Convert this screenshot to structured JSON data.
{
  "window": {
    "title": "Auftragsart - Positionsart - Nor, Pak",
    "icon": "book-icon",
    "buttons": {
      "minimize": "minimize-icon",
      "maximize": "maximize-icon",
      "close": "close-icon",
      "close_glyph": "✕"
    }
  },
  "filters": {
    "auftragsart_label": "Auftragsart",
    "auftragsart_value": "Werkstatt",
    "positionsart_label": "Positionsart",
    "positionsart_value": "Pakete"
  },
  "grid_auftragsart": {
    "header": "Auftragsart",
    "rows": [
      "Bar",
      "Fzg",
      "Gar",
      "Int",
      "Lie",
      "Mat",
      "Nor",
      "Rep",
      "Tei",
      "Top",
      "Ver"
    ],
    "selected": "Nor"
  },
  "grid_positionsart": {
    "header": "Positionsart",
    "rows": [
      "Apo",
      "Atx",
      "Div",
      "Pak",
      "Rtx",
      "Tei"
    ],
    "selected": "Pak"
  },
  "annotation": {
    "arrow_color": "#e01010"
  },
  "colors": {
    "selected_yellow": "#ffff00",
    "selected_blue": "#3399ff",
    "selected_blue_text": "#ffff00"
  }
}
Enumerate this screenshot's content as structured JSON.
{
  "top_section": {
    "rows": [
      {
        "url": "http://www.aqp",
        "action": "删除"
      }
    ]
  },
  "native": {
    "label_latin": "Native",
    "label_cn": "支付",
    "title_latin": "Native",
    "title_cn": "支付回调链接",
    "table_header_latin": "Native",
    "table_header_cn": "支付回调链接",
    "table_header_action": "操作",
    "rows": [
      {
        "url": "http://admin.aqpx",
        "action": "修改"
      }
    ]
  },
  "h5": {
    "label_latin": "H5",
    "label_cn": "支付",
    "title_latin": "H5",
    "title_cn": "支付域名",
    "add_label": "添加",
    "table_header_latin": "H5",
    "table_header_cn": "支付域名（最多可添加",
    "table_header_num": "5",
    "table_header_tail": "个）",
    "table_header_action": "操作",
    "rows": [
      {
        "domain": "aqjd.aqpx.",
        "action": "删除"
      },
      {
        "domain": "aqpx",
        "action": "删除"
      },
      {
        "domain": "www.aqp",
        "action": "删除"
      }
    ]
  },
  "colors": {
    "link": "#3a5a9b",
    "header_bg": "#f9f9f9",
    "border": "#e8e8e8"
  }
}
============================================================
**TASK PROMPT**
Retype all of the data shown above, word for word.

**SOLUTION FOR THIS EXERCISE**
Convert this screenshot to structured JSON data.
{
  "window": {
    "title": "Auftragsart - Positionsart - Nor, Pak",
    "icon": "book-icon",
    "buttons": {
      "minimize": "minimize-icon",
      "maximize": "maximize-icon",
      "close": "close-icon",
      "close_glyph": "✕"
    }
  },
  "filters": {
    "auftragsart_label": "Auftragsart",
    "auftragsart_value": "Werkstatt",
    "positionsart_label": "Positionsart",
    "positionsart_value": "Pakete"
  },
  "grid_auftragsart": {
    "header": "Auftragsart",
    "rows": [
      "Bar",
      "Fzg",
      "Gar",
      "Int",
      "Lie",
      "Mat",
      "Nor",
      "Rep",
      "Tei",
      "Top",
      "Ver"
    ],
    "selected": "Nor"
  },
  "grid_positionsart": {
    "header": "Positionsart",
    "rows": [
      "Apo",
      "Atx",
      "Div",
      "Pak",
      "Rtx",
      "Tei"
    ],
    "selected": "Pak"
  },
  "annotation": {
    "arrow_color": "#e01010"
  },
  "colors": {
    "selected_yellow": "#ffff00",
    "selected_blue": "#3399ff",
    "selected_blue_text": "#ffff00"
  }
}
Enumerate this screenshot's content as structured JSON.
{
  "top_section": {
    "rows": [
      {
        "url": "http://www.aqp",
        "action": "删除"
      }
    ]
  },
  "native": {
    "label_latin": "Native",
    "label_cn": "支付",
    "title_latin": "Native",
    "title_cn": "支付回调链接",
    "table_header_latin": "Native",
    "table_header_cn": "支付回调链接",
    "table_header_action": "操作",
    "rows": [
      {
        "url": "http://admin.aqpx",
        "action": "修改"
      }
    ]
  },
  "h5": {
    "label_latin": "H5",
    "label_cn": "支付",
    "title_latin": "H5",
    "title_cn": "支付域名",
    "add_label": "添加",
    "table_header_latin": "H5",
    "table_header_cn": "支付域名（最多可添加",
    "table_header_num": "5",
    "table_header_tail": "个）",
    "table_header_action": "操作",
    "rows": [
      {
        "domain": "aqjd.aqpx.",
        "action": "删除"
      },
      {
        "domain": "aqpx",
        "action": "删除"
      },
      {
        "domain": "www.aqp",
        "action": "删除"
      }
    ]
  },
  "colors": {
    "link": "#3a5a9b",
    "header_bg": "#f9f9f9",
    "border": "#e8e8e8"
  }
}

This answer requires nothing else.